_Given instruction 1_
Please turn the listing lines, from the line containing "spectrogram-cell: [312, 241, 317, 245]" to the line containing "spectrogram-cell: [428, 223, 433, 227]", into a JSON list of strings with one string per line and no blank lines.

_Text shown_
Specify Training Options in Reinforcement Learning Designer

To configure the training of an agent in the Reinforcement Learning Designer app, specify training options on the Train tab.

The Train tab, showing example training options.

Specify Basic Options

On the Train tab, you can specify these basic training options.

Option	Description
Max Episodes	Maximum number of episodes to train the agent, specified as a positive integer.
Max Episode Length	Maximum number of steps to run per episode, specified as a positive integer.
Stopping Criteria	Training termination condition, specified as one of the following values: `AverageSteps` — Stop training when the running average number of steps per episode equals or exceeds the critical value specified by Stopping Value. `AverageReward` — Stop training when the running average reward equals or exceeds the critical value. `EpisodeReward` — Stop training when the reward in the current episode equals or exceeds the critical value. `GlobalStepCount` — Stop training when the total number of steps in all episodes, that is when the total number of times the agent is invoked, equals or exceeds the critical value. `EpisodeCount` — Stop training when the number of training episodes equals or exceeds the critical value.

_Given instruction 2_
Name every value that the text on training options gives for Stopping Criteria.

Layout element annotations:
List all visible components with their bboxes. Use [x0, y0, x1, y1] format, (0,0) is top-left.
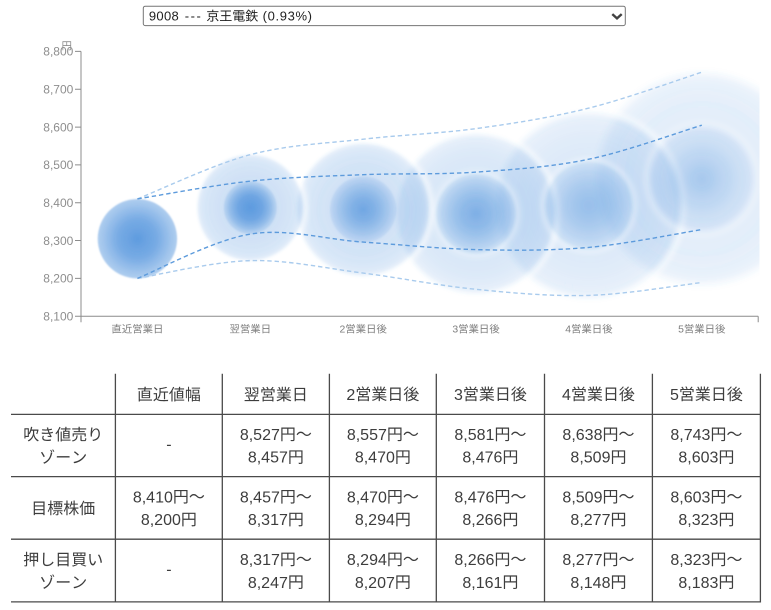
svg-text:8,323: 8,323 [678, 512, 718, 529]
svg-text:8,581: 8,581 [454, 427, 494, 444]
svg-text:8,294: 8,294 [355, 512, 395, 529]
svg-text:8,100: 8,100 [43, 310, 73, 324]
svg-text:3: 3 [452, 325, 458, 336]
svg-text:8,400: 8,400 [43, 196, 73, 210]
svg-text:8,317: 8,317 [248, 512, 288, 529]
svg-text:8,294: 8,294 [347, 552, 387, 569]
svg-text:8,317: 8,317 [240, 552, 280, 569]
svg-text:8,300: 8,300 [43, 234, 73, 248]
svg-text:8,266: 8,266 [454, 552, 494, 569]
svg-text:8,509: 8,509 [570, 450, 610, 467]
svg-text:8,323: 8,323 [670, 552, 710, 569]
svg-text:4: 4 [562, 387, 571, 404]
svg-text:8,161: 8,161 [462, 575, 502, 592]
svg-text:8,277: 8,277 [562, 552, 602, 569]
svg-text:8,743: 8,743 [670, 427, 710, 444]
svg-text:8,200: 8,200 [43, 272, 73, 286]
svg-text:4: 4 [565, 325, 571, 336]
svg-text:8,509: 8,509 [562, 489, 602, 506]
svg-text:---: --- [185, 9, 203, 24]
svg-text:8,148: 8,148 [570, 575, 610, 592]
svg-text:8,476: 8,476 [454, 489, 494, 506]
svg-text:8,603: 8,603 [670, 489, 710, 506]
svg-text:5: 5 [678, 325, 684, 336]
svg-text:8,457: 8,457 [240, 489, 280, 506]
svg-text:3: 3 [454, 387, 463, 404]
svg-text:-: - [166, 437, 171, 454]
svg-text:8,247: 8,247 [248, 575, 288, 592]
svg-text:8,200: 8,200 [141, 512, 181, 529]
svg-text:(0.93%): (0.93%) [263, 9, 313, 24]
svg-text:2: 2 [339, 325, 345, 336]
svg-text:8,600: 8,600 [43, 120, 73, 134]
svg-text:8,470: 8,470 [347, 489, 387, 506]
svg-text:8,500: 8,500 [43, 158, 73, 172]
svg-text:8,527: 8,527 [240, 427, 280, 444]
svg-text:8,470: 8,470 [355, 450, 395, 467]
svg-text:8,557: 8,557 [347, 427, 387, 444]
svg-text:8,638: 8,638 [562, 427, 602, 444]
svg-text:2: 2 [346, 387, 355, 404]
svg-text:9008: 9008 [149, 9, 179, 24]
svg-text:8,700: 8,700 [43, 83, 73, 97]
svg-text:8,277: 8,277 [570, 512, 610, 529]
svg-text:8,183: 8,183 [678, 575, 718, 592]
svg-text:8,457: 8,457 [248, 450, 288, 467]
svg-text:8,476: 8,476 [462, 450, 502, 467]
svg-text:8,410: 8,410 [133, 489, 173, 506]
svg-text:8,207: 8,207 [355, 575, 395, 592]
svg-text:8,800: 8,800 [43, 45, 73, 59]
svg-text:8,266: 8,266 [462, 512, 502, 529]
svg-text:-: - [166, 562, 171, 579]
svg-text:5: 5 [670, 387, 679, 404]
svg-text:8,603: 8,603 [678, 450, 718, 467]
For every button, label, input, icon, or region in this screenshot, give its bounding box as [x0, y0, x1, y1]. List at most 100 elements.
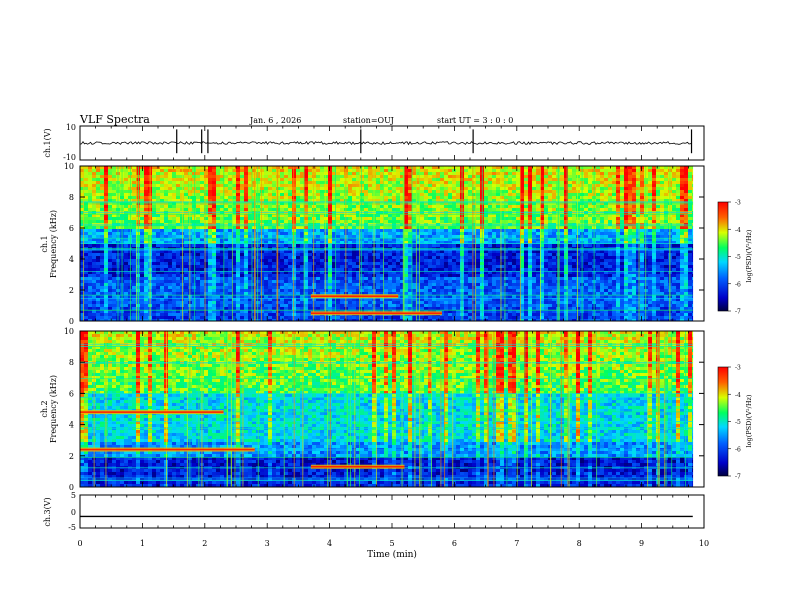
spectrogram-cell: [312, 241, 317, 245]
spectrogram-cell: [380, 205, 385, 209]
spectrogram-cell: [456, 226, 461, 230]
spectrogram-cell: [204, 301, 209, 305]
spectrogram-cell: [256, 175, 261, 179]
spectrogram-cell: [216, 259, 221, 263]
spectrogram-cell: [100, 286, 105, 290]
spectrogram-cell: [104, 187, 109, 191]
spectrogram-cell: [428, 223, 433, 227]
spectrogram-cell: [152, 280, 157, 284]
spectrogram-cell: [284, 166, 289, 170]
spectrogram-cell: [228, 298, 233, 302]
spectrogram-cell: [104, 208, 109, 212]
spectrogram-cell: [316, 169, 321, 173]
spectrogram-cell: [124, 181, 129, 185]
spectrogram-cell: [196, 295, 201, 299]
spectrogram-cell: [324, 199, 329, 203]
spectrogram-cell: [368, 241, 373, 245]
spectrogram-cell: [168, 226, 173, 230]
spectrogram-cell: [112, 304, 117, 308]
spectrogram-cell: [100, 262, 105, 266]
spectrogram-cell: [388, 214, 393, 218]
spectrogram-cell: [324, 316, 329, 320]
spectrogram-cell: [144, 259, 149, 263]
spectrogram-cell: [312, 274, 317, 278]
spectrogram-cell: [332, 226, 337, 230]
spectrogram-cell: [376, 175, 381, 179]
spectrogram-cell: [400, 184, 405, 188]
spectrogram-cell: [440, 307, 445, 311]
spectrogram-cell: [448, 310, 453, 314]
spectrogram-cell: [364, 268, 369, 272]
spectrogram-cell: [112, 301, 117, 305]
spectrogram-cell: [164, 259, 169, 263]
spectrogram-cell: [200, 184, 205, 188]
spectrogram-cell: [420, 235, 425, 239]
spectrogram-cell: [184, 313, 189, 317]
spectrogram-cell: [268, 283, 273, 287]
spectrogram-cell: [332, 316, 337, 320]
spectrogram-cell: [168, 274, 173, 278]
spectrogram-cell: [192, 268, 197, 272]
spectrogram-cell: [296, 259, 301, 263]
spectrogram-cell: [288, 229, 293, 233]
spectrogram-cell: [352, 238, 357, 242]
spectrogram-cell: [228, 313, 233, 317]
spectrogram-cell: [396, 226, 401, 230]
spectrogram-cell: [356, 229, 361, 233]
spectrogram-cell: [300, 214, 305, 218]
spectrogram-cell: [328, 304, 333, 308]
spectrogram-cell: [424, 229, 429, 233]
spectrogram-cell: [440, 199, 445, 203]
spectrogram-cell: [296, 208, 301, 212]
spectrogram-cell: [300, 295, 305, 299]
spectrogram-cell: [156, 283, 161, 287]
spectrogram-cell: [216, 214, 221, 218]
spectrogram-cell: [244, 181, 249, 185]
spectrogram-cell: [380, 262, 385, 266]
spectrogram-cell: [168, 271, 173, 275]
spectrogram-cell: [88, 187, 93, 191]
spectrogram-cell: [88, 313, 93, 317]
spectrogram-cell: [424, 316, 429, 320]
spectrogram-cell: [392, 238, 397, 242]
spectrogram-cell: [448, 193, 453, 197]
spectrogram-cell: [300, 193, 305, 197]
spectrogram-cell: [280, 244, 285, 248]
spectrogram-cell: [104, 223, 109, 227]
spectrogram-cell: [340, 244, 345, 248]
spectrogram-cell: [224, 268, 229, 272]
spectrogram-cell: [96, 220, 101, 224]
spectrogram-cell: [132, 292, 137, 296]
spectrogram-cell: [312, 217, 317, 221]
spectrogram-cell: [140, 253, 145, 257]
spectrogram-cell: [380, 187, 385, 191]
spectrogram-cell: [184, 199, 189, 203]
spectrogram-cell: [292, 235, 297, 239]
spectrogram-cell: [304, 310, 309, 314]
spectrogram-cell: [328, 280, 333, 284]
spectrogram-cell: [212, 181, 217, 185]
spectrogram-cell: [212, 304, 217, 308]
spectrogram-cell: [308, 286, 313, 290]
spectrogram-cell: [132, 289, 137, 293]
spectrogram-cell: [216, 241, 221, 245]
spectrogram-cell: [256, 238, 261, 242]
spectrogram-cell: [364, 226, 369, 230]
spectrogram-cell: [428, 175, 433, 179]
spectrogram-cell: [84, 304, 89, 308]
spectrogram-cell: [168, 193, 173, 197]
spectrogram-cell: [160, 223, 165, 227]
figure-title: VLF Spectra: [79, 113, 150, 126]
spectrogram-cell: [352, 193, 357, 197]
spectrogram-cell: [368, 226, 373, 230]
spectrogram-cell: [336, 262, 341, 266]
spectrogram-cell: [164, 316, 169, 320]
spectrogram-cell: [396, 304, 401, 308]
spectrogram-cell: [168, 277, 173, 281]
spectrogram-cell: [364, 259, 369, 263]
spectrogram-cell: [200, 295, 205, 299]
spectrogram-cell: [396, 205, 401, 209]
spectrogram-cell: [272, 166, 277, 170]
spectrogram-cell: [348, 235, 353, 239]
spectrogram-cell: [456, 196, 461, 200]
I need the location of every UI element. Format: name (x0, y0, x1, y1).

* * *

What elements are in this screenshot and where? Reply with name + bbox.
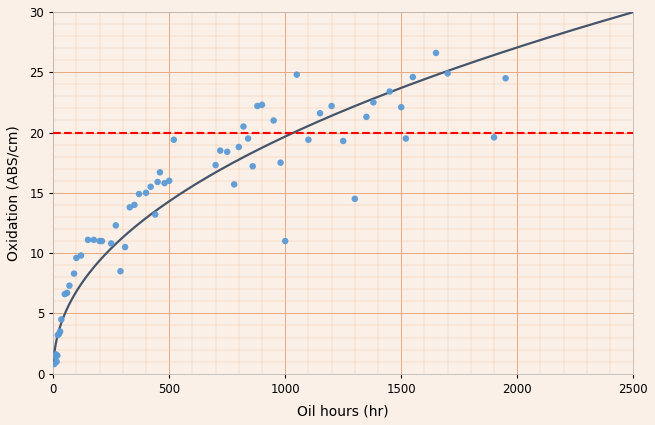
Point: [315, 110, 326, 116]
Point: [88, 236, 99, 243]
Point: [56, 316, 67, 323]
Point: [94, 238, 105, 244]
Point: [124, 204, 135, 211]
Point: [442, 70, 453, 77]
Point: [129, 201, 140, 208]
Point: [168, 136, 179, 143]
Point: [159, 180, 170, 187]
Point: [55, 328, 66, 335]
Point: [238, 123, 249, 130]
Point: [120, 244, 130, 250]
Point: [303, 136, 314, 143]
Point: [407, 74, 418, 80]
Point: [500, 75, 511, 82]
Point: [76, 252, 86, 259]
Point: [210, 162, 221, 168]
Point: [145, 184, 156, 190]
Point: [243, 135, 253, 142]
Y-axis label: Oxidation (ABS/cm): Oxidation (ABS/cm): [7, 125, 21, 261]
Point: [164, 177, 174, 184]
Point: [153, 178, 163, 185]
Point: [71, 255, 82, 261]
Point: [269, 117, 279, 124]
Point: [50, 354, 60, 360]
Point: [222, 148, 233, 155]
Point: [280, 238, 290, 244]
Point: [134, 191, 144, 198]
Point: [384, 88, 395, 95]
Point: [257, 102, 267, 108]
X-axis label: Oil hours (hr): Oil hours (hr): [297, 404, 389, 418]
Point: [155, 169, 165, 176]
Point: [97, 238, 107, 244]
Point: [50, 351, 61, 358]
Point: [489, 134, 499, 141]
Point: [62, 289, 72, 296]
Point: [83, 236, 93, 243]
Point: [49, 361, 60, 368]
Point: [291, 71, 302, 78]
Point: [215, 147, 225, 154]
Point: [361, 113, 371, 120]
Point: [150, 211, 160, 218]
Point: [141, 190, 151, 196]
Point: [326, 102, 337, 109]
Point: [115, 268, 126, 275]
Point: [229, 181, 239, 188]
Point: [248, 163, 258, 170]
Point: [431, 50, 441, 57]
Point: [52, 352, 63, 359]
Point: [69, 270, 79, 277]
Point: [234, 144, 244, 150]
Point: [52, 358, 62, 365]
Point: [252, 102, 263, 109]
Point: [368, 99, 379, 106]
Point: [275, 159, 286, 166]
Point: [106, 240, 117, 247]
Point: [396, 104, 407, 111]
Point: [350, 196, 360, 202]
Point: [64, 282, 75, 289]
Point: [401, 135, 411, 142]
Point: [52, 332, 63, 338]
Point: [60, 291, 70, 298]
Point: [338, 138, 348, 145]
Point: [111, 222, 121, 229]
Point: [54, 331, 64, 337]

_Task response 1_
[
  "spectrogram-cell: [312, 241, 317, 245]",
  "spectrogram-cell: [380, 205, 385, 209]",
  "spectrogram-cell: [456, 226, 461, 230]",
  "spectrogram-cell: [204, 301, 209, 305]",
  "spectrogram-cell: [256, 175, 261, 179]",
  "spectrogram-cell: [216, 259, 221, 263]",
  "spectrogram-cell: [100, 286, 105, 290]",
  "spectrogram-cell: [104, 187, 109, 191]",
  "spectrogram-cell: [428, 223, 433, 227]"
]

_Task response 2_
AverageSteps
AverageReward
EpisodeReward
GlobalStepCount
EpisodeCount